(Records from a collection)
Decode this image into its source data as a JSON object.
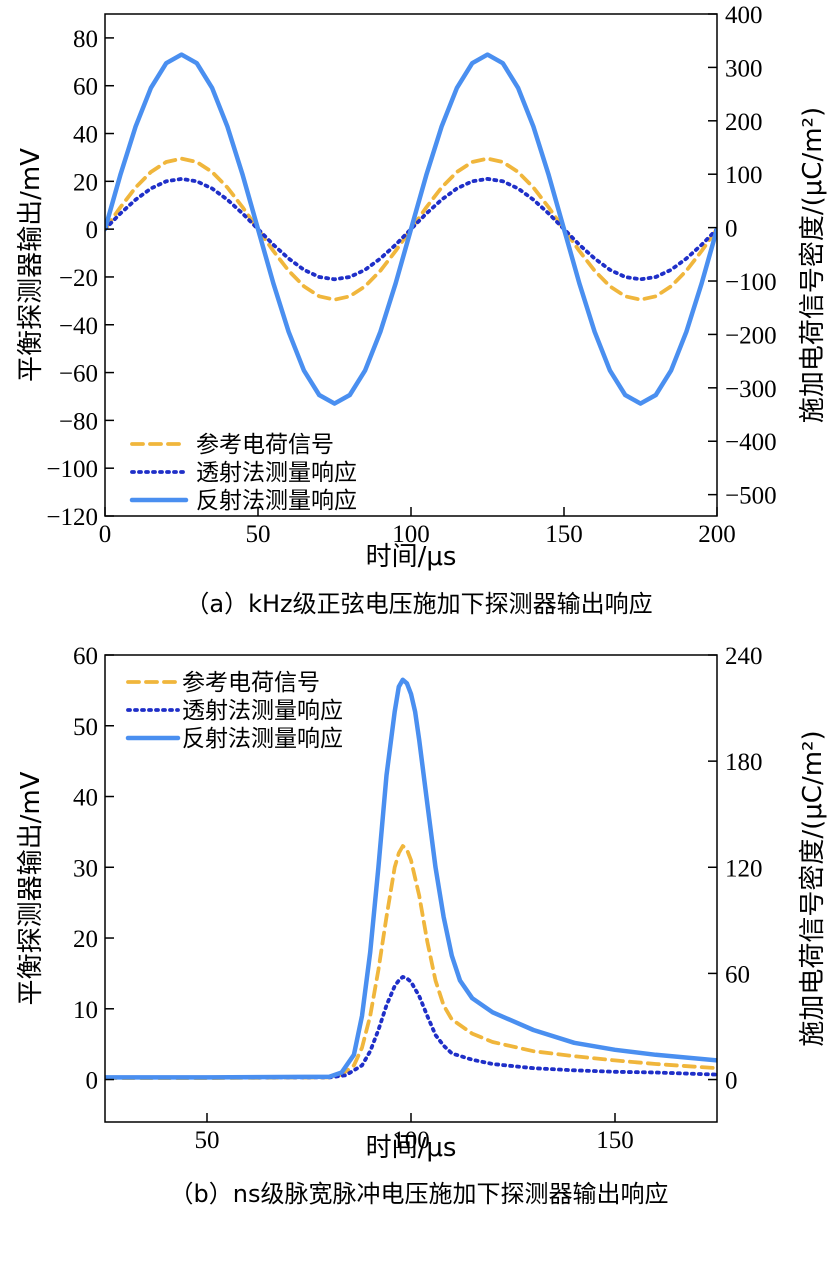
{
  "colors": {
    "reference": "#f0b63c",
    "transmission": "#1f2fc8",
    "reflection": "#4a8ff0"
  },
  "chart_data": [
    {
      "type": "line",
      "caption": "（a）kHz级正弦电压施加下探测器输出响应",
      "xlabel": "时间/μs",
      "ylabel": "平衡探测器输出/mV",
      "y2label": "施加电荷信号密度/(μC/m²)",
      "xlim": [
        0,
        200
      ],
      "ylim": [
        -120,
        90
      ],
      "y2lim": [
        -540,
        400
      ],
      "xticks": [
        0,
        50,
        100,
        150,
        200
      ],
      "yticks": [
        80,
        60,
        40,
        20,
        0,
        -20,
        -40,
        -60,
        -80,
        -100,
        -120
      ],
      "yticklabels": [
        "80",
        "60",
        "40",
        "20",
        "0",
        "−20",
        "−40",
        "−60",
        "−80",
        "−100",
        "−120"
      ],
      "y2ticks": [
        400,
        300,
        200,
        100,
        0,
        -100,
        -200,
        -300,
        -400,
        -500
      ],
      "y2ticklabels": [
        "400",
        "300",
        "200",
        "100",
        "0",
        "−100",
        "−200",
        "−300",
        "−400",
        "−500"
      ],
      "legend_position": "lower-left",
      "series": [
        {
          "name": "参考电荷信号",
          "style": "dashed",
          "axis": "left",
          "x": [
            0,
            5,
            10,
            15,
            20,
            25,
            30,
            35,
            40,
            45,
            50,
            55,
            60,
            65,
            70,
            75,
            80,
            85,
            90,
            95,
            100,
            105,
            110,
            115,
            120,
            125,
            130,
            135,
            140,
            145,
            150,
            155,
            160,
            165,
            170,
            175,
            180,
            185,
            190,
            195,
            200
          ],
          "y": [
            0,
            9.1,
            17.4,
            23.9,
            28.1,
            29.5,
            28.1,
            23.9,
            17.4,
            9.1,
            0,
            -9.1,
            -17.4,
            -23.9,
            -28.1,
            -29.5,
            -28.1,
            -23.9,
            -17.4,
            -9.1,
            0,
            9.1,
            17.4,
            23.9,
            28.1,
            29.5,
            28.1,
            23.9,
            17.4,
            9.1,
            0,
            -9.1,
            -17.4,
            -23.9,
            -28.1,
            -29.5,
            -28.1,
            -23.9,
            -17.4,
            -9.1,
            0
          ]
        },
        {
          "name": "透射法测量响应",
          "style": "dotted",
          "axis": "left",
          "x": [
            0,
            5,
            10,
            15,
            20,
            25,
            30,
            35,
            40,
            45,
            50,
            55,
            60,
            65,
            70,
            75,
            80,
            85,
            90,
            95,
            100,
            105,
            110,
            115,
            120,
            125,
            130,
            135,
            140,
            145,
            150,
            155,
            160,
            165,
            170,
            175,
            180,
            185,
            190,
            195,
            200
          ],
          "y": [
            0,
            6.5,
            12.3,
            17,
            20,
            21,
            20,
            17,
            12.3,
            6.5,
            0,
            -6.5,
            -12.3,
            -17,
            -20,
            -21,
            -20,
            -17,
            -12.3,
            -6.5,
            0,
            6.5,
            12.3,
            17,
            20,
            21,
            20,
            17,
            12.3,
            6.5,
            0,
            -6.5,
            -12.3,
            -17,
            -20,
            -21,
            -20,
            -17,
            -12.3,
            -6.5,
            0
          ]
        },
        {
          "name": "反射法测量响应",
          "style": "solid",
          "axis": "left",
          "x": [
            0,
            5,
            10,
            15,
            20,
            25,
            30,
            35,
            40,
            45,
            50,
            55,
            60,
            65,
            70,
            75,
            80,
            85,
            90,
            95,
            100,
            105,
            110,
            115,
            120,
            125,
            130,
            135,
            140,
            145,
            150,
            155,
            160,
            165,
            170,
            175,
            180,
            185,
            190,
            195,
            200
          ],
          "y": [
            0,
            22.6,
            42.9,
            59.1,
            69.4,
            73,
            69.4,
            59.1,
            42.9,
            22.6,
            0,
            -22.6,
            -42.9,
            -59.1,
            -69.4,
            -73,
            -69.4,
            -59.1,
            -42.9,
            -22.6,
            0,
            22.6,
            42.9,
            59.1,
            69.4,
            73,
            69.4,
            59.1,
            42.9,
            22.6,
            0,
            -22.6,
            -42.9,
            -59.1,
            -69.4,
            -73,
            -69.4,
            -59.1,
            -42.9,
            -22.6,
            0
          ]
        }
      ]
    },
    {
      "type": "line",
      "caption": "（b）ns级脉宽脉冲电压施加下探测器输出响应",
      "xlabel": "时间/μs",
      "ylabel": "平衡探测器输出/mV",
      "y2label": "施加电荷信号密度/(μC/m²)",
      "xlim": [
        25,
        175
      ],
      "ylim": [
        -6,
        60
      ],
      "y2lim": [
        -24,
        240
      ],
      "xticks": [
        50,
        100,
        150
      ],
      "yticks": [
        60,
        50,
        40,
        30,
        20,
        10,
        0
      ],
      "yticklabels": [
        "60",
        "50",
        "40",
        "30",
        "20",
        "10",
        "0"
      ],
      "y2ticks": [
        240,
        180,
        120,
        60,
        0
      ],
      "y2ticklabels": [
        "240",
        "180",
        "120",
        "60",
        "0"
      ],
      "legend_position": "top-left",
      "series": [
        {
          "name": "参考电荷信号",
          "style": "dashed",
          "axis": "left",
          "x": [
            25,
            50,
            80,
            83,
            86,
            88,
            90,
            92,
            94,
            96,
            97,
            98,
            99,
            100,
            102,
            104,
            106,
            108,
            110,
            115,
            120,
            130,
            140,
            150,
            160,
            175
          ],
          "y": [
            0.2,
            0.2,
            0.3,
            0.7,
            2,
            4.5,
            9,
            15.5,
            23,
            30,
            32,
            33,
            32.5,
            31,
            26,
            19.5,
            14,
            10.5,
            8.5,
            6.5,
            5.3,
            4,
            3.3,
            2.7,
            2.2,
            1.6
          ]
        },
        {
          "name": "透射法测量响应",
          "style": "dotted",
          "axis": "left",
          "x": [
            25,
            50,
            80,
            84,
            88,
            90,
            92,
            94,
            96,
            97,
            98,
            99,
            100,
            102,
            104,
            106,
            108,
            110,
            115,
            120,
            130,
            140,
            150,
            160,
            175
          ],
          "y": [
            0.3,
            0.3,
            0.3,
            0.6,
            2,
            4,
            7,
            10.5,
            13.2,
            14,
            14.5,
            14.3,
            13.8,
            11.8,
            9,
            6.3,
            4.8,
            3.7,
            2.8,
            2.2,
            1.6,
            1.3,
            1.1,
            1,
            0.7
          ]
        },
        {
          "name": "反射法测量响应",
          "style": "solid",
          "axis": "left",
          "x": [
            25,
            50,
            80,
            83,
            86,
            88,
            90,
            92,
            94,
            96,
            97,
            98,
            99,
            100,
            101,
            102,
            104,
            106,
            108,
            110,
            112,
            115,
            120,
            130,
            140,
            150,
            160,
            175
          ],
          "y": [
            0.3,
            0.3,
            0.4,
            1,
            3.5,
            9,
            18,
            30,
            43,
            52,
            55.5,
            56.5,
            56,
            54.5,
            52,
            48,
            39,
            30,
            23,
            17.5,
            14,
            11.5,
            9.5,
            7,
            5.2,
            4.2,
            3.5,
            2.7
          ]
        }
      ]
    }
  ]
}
==
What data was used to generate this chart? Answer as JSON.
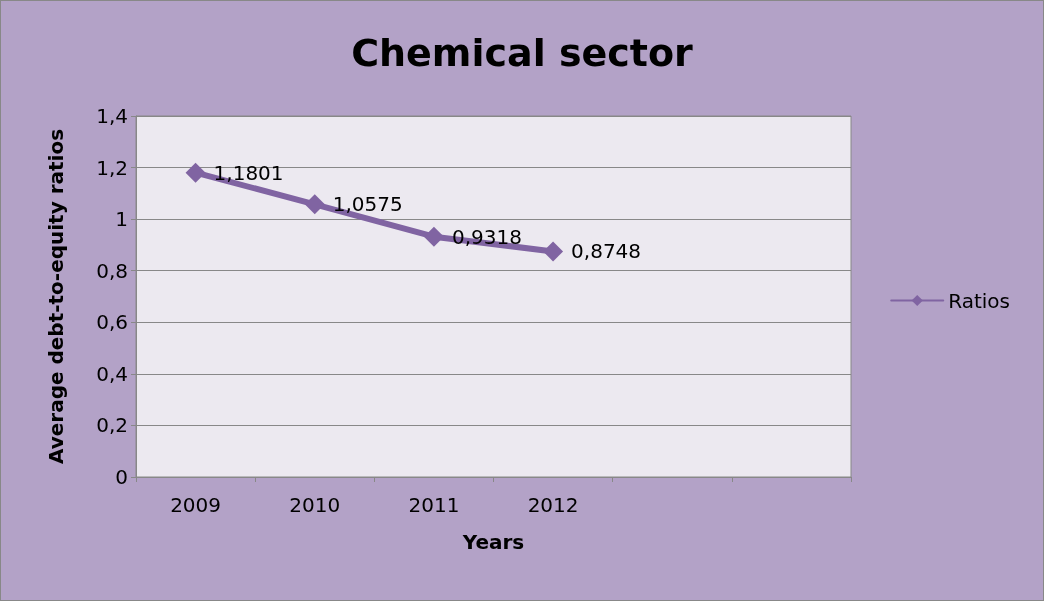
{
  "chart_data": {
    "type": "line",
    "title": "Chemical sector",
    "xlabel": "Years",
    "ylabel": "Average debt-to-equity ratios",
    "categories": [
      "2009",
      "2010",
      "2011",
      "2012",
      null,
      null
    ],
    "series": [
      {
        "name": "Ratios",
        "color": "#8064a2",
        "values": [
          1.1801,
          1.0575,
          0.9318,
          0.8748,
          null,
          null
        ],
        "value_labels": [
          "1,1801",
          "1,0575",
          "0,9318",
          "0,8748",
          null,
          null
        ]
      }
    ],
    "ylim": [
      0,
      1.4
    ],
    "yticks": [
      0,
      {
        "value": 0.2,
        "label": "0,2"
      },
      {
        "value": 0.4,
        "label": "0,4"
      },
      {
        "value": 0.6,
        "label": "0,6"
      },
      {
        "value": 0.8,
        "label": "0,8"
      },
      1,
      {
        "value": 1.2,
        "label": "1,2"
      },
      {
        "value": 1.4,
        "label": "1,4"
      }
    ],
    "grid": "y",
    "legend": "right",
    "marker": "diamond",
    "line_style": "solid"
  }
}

Stated goal: Search the material above for "this". Pull out each line where it shows up.

Finished task:
Decode this image into its source data as a JSON object.
What data was used to generate this chart? Answer as JSON.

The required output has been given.